TASK INPUT:
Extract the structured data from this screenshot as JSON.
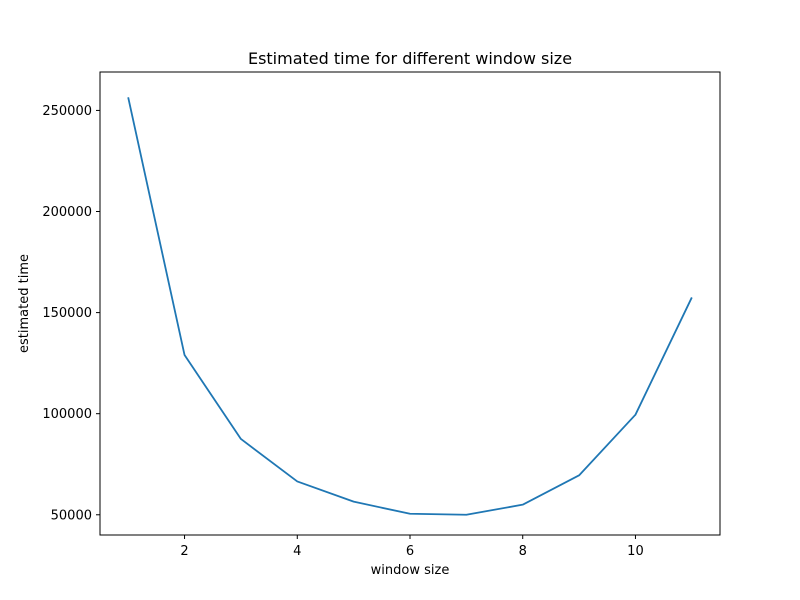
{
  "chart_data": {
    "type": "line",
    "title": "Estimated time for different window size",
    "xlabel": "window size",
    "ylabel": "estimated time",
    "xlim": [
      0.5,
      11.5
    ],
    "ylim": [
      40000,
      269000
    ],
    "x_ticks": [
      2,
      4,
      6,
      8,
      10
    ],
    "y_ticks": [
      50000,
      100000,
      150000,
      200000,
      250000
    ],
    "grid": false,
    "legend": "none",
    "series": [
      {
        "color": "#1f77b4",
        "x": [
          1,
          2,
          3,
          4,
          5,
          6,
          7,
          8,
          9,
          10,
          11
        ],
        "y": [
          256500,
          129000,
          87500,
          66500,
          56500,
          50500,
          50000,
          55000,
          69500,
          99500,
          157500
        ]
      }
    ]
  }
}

WORK INSTRUCTIONS: Transcribe all of the records above character for character. Exclude the pictures.

RESPONSE TO THIS EXERCISE:
Extract the structured data from this screenshot as JSON.
{
  "chart_data": {
    "type": "line",
    "title": "Estimated time for different window size",
    "xlabel": "window size",
    "ylabel": "estimated time",
    "xlim": [
      0.5,
      11.5
    ],
    "ylim": [
      40000,
      269000
    ],
    "x_ticks": [
      2,
      4,
      6,
      8,
      10
    ],
    "y_ticks": [
      50000,
      100000,
      150000,
      200000,
      250000
    ],
    "grid": false,
    "legend": "none",
    "series": [
      {
        "color": "#1f77b4",
        "x": [
          1,
          2,
          3,
          4,
          5,
          6,
          7,
          8,
          9,
          10,
          11
        ],
        "y": [
          256500,
          129000,
          87500,
          66500,
          56500,
          50500,
          50000,
          55000,
          69500,
          99500,
          157500
        ]
      }
    ]
  }
}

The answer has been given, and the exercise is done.